Stored data >>
────

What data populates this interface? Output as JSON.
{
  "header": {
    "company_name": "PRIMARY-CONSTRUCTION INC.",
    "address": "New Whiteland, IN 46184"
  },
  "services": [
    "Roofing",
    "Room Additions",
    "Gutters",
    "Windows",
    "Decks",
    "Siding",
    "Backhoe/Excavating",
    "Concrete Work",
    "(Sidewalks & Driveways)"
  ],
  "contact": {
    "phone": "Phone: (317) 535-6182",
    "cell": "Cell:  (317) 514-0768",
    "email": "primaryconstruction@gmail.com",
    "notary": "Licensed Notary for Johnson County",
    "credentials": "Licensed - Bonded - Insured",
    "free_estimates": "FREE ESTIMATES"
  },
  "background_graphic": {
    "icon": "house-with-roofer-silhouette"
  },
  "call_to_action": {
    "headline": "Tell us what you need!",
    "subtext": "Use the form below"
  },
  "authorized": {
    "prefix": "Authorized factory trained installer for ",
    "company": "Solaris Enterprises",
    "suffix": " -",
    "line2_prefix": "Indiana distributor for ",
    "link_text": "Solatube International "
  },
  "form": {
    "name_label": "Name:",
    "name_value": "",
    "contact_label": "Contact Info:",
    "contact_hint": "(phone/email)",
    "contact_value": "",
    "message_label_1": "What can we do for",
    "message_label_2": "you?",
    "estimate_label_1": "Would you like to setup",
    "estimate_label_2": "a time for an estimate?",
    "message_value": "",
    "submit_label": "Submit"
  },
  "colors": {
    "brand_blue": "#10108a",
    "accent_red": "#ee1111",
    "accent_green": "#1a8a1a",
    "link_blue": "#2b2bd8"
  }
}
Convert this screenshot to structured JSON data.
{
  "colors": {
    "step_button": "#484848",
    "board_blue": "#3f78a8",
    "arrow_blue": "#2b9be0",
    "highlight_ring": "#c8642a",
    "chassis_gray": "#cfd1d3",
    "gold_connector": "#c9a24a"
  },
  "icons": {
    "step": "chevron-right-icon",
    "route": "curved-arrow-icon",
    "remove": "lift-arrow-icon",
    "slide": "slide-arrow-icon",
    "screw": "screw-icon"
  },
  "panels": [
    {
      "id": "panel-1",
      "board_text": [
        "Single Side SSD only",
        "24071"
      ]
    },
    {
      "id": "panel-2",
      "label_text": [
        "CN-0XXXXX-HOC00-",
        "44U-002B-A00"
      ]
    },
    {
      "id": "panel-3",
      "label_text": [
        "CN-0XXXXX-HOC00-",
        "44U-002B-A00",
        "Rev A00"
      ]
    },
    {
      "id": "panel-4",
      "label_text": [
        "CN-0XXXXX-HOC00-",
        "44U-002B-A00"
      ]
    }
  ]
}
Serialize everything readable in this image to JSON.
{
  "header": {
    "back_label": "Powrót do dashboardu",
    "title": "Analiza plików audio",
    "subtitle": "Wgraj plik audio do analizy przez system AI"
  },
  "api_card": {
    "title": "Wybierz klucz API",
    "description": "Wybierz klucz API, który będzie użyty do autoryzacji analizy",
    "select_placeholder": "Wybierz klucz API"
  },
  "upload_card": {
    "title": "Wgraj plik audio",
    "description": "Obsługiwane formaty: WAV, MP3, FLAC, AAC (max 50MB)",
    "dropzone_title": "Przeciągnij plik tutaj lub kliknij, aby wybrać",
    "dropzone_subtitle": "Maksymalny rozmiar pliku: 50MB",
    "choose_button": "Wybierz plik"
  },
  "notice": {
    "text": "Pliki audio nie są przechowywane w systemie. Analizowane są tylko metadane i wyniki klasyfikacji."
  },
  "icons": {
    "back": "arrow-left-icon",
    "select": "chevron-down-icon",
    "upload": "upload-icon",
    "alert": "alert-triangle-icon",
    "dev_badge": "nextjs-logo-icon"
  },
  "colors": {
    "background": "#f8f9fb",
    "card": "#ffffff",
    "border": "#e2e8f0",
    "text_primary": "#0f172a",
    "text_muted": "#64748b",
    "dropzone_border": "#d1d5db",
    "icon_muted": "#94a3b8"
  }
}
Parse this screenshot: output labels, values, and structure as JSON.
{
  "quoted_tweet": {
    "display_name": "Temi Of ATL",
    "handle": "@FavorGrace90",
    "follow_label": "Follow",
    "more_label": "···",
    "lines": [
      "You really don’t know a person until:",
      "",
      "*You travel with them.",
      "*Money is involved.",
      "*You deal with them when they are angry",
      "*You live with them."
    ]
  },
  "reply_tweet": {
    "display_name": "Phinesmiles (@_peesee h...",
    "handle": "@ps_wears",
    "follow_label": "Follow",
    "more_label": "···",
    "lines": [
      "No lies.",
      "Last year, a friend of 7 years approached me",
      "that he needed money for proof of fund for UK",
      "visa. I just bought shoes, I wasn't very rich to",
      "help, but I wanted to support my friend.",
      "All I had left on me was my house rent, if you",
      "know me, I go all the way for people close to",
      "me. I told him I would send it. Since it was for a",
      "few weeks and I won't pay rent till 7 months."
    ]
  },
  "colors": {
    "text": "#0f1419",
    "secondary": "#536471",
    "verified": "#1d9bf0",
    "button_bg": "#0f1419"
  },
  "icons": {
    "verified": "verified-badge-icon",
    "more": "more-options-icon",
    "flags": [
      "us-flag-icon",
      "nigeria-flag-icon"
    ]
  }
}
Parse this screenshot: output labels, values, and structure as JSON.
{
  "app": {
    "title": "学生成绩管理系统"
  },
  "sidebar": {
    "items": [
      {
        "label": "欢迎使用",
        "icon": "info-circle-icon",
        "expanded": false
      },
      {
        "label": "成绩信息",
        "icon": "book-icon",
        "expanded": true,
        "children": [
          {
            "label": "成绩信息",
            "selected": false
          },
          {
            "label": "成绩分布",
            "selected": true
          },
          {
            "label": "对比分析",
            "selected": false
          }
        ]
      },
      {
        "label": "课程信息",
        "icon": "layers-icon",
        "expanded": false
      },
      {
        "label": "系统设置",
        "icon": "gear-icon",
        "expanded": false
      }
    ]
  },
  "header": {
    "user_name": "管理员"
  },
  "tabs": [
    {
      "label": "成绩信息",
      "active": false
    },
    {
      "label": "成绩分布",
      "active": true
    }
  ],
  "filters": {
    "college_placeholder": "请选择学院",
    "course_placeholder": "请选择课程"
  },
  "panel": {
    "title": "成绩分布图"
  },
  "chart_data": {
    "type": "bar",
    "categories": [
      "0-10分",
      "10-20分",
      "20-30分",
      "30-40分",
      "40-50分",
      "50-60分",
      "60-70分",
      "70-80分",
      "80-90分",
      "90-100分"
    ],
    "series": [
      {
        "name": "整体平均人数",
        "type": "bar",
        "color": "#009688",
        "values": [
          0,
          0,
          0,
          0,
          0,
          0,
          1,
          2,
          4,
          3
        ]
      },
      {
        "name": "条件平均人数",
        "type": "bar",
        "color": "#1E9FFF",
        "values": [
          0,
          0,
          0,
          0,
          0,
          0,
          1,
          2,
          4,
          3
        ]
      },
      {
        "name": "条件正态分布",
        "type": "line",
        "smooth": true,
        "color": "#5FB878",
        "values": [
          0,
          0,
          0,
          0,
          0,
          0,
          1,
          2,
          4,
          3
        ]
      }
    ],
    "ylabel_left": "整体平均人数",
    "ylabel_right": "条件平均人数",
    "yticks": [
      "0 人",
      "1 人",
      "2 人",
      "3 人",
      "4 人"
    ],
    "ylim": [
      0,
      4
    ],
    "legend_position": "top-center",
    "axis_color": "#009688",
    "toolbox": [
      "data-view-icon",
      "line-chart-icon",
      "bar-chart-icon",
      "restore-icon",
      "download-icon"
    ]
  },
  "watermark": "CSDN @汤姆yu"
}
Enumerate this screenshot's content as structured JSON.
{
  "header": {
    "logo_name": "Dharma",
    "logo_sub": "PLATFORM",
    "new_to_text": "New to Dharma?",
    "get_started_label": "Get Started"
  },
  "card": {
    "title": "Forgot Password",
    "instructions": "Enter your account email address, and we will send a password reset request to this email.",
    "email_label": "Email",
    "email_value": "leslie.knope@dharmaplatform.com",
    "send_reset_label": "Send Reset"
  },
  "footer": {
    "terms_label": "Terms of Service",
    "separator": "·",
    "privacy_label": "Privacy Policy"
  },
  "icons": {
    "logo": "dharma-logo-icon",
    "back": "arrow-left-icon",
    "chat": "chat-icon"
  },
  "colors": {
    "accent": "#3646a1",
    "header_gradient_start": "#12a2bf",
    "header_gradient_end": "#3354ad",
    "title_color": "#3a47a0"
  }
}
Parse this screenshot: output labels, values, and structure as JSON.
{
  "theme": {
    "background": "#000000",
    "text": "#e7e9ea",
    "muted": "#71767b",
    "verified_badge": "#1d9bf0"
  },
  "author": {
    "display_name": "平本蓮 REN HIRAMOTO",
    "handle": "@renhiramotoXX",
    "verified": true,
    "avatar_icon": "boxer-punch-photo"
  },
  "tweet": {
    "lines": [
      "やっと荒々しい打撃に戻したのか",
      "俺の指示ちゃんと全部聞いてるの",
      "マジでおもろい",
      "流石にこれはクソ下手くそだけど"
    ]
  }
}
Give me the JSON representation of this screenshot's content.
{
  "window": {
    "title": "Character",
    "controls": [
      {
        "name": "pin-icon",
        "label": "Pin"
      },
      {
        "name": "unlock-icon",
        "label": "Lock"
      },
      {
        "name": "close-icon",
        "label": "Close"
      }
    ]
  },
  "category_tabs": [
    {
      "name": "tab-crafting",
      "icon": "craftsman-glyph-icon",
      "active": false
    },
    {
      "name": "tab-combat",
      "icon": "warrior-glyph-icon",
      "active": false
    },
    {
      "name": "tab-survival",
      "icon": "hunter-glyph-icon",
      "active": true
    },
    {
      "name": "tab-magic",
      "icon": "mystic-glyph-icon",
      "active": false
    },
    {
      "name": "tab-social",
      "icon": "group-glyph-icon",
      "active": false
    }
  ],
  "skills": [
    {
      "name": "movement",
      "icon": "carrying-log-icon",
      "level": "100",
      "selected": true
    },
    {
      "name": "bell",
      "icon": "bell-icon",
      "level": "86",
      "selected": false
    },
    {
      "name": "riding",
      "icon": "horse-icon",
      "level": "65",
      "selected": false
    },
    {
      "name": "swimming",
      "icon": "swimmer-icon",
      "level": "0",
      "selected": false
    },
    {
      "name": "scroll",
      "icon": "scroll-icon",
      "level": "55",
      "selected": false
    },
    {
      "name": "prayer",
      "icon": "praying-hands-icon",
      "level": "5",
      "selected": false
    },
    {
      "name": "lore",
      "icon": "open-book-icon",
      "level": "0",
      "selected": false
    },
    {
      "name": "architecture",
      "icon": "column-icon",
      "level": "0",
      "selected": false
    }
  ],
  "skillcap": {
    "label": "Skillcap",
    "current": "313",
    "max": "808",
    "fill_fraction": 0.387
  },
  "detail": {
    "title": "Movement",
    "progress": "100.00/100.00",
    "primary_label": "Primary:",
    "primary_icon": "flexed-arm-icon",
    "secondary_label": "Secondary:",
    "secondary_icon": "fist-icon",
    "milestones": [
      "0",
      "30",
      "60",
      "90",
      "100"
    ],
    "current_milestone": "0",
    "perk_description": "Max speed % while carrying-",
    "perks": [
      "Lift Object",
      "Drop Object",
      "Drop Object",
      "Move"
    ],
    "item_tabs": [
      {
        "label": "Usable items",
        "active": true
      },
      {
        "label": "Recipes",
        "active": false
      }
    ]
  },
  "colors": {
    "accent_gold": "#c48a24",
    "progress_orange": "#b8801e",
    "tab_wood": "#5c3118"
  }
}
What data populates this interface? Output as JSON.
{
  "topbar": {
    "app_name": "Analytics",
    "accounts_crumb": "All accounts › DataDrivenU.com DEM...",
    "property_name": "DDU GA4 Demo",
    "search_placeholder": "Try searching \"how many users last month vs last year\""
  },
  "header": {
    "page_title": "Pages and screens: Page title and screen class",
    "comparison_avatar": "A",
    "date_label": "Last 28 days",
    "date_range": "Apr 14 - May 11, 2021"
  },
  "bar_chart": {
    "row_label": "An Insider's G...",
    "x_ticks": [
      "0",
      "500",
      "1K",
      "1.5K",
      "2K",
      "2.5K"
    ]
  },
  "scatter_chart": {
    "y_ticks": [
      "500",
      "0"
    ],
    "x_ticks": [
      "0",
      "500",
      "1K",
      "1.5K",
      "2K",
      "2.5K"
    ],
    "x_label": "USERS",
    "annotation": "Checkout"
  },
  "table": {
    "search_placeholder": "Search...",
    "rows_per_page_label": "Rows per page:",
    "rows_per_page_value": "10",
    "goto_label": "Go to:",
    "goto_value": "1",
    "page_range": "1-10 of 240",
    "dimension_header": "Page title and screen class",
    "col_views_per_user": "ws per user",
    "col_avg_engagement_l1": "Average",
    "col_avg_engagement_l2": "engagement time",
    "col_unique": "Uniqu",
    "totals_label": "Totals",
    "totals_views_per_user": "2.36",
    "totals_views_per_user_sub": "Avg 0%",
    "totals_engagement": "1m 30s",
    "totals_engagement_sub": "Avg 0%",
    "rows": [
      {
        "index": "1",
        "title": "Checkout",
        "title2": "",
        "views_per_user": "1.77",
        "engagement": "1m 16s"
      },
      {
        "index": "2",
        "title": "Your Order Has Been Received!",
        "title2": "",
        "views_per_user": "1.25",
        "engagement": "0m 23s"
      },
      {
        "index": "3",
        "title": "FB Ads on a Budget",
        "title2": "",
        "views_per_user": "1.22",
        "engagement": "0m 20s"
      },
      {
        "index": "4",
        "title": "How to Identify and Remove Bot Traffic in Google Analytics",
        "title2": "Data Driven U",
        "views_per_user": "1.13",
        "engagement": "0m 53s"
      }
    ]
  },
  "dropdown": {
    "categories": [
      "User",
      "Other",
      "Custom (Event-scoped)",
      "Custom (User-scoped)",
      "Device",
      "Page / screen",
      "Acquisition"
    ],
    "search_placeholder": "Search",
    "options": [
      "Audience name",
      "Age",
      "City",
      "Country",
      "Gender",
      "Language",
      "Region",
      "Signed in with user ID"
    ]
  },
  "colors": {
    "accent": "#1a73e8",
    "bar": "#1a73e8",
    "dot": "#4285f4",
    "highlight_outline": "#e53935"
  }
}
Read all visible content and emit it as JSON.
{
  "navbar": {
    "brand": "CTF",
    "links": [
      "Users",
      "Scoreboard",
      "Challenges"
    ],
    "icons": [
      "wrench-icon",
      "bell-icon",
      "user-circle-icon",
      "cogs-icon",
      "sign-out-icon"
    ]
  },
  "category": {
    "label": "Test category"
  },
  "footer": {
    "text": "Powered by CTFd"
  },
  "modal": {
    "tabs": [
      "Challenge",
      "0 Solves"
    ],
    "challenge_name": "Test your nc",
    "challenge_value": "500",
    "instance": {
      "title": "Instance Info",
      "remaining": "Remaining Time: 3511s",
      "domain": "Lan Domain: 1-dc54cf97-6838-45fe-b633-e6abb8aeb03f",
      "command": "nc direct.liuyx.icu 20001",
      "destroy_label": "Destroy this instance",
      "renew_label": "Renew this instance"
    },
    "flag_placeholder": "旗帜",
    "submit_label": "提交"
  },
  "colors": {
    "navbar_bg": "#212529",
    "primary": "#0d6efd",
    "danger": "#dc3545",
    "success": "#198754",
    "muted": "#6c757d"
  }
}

────

What you need to do >>
Show every line from the listing above in which the string "Custom" appears.

Answer >>
      "Custom (Event-scoped)",
      "Custom (User-scoped)",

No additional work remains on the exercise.